#### Directions:
A) Answer these questions from the Three Mile Island text, one answer per line, labeled (i), (ii) and (iii):
(i) About how many people were around TMI-2 during the accident?
(ii) What is the exposure from a chest X-ray?
(iii) What is the area's natural radioactive background dose per year?
B) Name every organization that appears in the Three Mile Island text.
C) In the Three Mile Island text, why are the chest X-ray and the area's natural background dose mentioned? Answer in one to three sentences.

#### Exercise text:
Radiation
Exposure
            & Dosimetry at Three Mile Island Accident
        "Backgrounder on the Three Mile Island
            Accident: Health Effects". U.S. Nuclear
        Regulatory Commission. Retrieved January 13, 2018.
“...The approximately 2
          million people around TMI-2 during the accident
        are estimated to have received an average radiation dose of only
          about 1 millirem above the usual background dose. To put
        this into context, exposure from a chest X-ray is about 6
          millirem and the area's natural radioactive background
          dose is about 100–125 millirem per year .... The
        accident's maximum dose to a person at the site boundary would
        have been less than 100 milligrams [sic: millirem]
          above the background.... Comprehensive investigations and
        assessments by several well-respected organizations, such as
        Columbia University and the University of Pittsburgh, have
        concluded that in spite of serious damage to the reactor, the
        actual release had negligible effects on the physical health of
        individuals or the environment.”

#### Given entries:

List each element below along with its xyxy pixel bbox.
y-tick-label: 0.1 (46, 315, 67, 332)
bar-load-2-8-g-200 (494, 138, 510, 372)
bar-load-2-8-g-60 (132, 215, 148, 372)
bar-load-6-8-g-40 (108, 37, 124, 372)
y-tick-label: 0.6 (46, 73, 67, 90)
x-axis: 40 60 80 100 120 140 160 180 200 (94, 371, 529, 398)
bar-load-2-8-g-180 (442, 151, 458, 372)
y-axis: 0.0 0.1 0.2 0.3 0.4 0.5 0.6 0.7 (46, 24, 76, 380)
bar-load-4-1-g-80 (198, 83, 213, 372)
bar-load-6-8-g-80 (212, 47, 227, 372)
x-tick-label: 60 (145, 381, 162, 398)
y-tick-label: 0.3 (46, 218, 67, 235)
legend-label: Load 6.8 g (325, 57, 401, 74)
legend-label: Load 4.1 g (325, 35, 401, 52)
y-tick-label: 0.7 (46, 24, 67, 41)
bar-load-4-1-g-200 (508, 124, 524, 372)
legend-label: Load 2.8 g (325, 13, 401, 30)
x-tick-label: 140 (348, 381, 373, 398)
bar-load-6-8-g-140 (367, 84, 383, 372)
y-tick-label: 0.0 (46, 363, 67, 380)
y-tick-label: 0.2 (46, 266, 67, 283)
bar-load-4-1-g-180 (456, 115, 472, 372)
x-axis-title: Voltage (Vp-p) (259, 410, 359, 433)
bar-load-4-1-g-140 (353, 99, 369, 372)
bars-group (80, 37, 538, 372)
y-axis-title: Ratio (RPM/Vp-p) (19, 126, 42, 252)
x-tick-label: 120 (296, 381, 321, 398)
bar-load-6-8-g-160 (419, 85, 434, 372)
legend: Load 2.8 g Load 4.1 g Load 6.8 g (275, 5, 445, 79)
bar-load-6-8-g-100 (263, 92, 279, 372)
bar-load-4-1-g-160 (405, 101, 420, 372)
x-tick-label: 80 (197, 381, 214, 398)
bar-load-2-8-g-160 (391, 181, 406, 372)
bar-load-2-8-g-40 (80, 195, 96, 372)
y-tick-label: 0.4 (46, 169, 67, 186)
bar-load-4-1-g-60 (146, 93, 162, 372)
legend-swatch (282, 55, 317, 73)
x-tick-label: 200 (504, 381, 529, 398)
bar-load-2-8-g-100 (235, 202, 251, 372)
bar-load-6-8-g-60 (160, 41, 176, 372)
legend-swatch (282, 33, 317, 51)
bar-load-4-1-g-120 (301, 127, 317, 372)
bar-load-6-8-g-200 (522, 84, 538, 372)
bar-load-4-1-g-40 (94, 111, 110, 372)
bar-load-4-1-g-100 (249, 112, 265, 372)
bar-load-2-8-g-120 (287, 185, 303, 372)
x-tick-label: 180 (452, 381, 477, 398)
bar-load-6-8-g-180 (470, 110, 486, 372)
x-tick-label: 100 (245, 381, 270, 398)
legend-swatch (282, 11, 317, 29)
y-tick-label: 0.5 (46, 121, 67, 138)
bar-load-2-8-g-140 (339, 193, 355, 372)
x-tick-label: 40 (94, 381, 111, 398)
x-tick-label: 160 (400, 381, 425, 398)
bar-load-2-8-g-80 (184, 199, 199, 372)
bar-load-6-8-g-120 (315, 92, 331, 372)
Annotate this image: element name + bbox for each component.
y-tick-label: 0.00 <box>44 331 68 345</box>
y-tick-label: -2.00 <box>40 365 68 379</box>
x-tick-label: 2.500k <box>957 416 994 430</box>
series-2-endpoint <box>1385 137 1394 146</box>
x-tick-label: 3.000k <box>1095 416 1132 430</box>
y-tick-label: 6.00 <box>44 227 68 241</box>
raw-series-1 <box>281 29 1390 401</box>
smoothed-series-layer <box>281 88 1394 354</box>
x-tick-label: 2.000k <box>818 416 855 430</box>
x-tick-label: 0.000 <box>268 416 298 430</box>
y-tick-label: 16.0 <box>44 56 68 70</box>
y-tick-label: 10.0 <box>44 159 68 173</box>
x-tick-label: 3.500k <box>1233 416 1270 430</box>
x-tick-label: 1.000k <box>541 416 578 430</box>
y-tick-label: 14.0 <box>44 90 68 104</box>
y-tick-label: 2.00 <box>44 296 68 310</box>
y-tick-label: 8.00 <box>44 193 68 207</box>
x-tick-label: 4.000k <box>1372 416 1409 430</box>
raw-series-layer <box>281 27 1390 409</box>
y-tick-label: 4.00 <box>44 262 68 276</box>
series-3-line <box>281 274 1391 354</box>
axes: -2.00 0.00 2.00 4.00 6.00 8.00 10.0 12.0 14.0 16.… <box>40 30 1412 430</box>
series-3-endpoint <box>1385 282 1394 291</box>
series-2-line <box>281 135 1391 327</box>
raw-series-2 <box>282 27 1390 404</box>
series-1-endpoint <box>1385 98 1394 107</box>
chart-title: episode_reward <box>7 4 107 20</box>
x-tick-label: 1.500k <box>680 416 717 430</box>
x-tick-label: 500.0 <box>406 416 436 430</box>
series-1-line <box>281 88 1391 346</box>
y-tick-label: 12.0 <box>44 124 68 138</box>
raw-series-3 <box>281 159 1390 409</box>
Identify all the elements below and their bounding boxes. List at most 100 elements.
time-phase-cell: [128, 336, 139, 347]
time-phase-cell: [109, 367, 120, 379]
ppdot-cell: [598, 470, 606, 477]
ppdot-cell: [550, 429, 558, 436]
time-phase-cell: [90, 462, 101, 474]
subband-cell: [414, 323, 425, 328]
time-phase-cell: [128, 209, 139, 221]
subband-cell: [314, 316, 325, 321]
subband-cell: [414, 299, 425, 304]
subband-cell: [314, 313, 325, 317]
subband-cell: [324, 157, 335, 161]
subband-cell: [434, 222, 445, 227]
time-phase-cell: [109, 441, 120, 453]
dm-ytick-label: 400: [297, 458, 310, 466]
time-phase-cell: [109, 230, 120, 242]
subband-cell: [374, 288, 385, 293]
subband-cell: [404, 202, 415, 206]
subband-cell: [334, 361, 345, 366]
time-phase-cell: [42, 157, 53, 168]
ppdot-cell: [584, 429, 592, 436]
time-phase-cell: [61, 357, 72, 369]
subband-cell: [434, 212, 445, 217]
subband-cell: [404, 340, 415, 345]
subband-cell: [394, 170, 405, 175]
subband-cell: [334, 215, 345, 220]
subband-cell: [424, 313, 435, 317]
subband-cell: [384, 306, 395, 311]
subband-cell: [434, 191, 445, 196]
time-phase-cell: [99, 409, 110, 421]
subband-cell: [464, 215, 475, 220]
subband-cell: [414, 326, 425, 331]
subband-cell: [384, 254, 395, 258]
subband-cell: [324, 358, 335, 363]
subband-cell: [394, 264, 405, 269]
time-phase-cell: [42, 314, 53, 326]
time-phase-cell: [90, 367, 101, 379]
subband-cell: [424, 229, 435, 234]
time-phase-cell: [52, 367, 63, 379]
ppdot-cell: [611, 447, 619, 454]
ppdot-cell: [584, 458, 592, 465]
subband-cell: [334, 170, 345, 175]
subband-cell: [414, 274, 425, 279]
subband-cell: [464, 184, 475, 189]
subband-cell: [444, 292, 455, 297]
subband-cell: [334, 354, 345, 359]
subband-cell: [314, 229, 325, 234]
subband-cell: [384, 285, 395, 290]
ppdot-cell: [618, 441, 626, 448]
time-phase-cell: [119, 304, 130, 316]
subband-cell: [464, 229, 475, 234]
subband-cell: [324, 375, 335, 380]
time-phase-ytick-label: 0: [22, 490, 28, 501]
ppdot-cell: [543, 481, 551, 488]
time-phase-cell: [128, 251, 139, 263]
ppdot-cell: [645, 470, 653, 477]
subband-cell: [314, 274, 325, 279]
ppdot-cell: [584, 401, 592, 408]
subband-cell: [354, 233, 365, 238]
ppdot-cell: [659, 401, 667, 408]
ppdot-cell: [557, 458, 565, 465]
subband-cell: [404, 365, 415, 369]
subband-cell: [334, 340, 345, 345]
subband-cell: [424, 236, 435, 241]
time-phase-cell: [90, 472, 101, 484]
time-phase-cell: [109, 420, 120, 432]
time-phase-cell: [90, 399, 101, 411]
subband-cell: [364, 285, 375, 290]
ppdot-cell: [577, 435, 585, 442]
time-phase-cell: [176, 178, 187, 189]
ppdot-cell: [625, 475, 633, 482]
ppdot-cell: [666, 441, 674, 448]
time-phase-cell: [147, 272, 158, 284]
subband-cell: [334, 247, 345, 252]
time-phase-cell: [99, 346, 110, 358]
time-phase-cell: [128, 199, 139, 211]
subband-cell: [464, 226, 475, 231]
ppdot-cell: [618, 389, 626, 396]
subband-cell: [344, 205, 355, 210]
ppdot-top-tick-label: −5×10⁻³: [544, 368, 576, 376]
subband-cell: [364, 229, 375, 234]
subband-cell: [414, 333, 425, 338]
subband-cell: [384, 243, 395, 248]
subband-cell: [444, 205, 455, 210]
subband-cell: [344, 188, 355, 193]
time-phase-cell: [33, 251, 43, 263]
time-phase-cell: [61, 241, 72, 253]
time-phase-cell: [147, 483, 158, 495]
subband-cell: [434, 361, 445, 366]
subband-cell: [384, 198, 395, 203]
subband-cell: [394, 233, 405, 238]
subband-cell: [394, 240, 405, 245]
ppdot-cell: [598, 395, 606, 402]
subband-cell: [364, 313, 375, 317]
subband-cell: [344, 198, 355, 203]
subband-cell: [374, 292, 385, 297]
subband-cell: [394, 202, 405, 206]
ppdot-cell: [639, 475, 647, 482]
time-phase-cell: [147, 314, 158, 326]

#### Task responses:
A)
(i) Approximately 2 million people.
(ii) About 6 millirem.
(iii) About 100–125 millirem per year.

B)
U.S. Nuclear Regulatory Commission
Columbia University
University of Pittsburgh

C) They put the accident dose into context. The roughly 2 million people nearby received an average of only about 1 millirem above background. A chest X-ray gives about 6 millirem, and the natural background dose is about 100–125 millirem per year.